## TASK DETAILS
Please rewrite all the records with every "chevron-right-icon" changed to "arrow-right-icon" and nothing else altered. Leave the pictures out of your answer.

Recorded data
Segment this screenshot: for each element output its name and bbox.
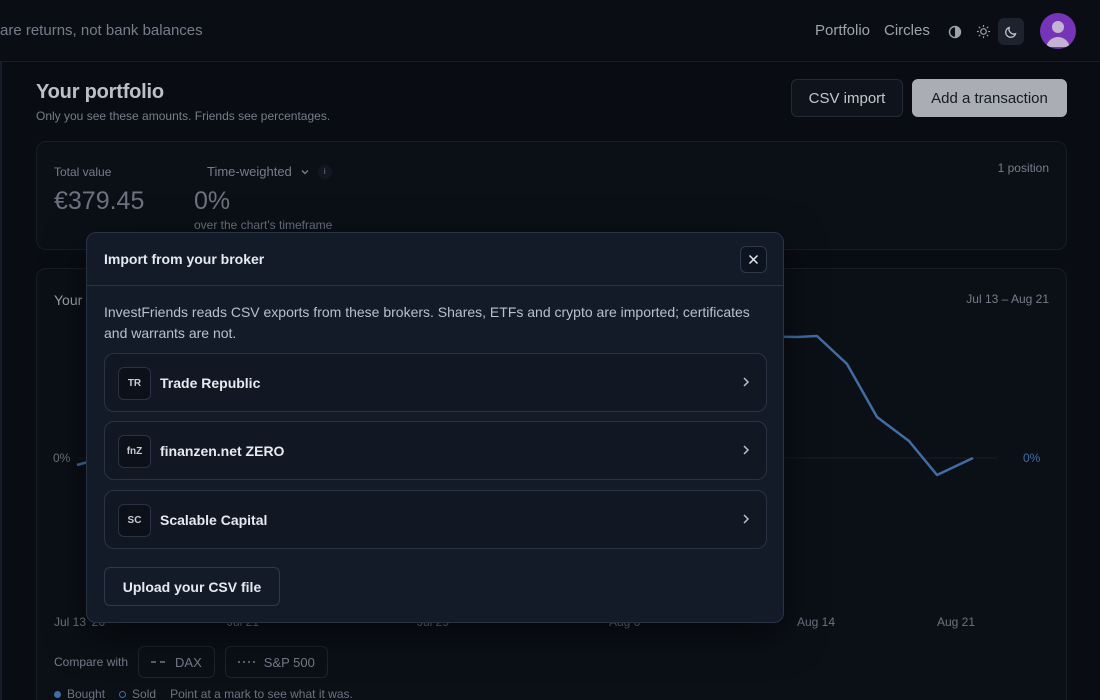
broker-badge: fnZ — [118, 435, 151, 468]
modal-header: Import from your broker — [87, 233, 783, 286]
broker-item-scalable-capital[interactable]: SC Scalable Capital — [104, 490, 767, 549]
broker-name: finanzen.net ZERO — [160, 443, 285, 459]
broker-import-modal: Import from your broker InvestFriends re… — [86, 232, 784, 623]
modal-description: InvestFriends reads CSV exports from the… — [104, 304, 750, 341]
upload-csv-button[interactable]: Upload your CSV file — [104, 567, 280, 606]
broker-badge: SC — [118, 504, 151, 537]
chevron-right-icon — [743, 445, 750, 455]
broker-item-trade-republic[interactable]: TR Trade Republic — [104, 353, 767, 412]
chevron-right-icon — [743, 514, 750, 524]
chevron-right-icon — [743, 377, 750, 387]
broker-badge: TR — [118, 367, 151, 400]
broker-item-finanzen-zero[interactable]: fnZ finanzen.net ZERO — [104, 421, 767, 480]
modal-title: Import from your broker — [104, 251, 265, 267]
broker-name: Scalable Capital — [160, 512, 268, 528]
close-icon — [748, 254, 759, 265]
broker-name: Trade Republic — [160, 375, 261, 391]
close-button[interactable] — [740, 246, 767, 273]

## SOLUTION FOR THIS PROBLEM
Segment this screenshot: for each element output its name and bbox.
broker-badge: fnZ — [118, 435, 151, 468]
modal-header: Import from your broker — [87, 233, 783, 286]
broker-item-scalable-capital[interactable]: SC Scalable Capital — [104, 490, 767, 549]
broker-name: finanzen.net ZERO — [160, 443, 285, 459]
broker-import-modal: Import from your broker InvestFriends re… — [86, 232, 784, 623]
modal-description: InvestFriends reads CSV exports from the… — [104, 304, 750, 341]
upload-csv-button[interactable]: Upload your CSV file — [104, 567, 280, 606]
broker-badge: SC — [118, 504, 151, 537]
arrow-right-icon — [743, 445, 750, 455]
broker-item-trade-republic[interactable]: TR Trade Republic — [104, 353, 767, 412]
arrow-right-icon — [743, 514, 750, 524]
arrow-right-icon — [743, 377, 750, 387]
broker-badge: TR — [118, 367, 151, 400]
broker-item-finanzen-zero[interactable]: fnZ finanzen.net ZERO — [104, 421, 767, 480]
modal-title: Import from your broker — [104, 251, 265, 267]
broker-name: Scalable Capital — [160, 512, 268, 528]
close-icon — [748, 254, 759, 265]
broker-name: Trade Republic — [160, 375, 261, 391]
close-button[interactable] — [740, 246, 767, 273]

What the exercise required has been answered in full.